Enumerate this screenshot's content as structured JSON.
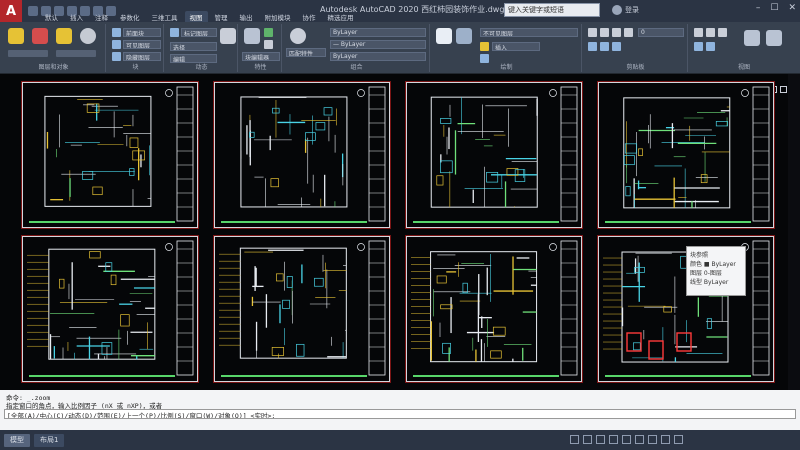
{
  "window": {
    "app_logo": "A",
    "title": "Autodesk AutoCAD 2020   西红柿园装饰作业.dwg",
    "search_placeholder": "键入关键字或短语",
    "login_label": "登录",
    "controls": [
      "–",
      "☐",
      "✕"
    ]
  },
  "tabs": [
    {
      "label": "默认",
      "active": false
    },
    {
      "label": "插入",
      "active": false
    },
    {
      "label": "注释",
      "active": false
    },
    {
      "label": "参数化",
      "active": false
    },
    {
      "label": "三维工具",
      "active": false
    },
    {
      "label": "视图",
      "active": true
    },
    {
      "label": "管理",
      "active": false
    },
    {
      "label": "输出",
      "active": false
    },
    {
      "label": "附加模块",
      "active": false
    },
    {
      "label": "协作",
      "active": false
    },
    {
      "label": "精选应用",
      "active": false
    }
  ],
  "ribbon": {
    "groups": [
      {
        "label": "图层和对象"
      },
      {
        "label": "块"
      },
      {
        "label": "动态"
      },
      {
        "label": "特性"
      },
      {
        "label": "组合"
      },
      {
        "label": "绘制"
      },
      {
        "label": "剪贴板"
      },
      {
        "label": "视图"
      }
    ],
    "buttons": [
      "前面块",
      "可见图层",
      "隐藏图层",
      "标记图层",
      "选择",
      "编辑",
      "块编辑器",
      "匹配特性"
    ],
    "combos": [
      "ByLayer",
      "— ByLayer",
      "ByLayer",
      "不可见图层",
      "插入",
      "0"
    ]
  },
  "tooltip": {
    "title": "块参照",
    "rows": [
      "颜色  ■ ByLayer",
      "图层  0-图层",
      "线型  ByLayer"
    ]
  },
  "command": {
    "lines": [
      "命令: _.zoom",
      "指定窗口的角点，输入比例因子 (nX 或 nXP)，或者"
    ],
    "prompt": "[全部(A)/中心(C)/动态(D)/范围(E)/上一个(P)/比例(S)/窗口(W)/对象(O)] <实时>:"
  },
  "status": {
    "tabs": [
      "模型",
      "布局1"
    ],
    "active": "模型"
  },
  "colors": {
    "titlebar": "#2b3444",
    "ribbon": "#37414f",
    "canvas": "#050608",
    "accent_red": "#b3262b"
  }
}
# # # # # # #
Copy each line above that contains the word "ByLayer".

| EXERCISE RESPONSE |
      "ByLayer",
      "— ByLayer",
      "ByLayer",
      "颜色  ■ ByLayer",
      "线型  ByLayer"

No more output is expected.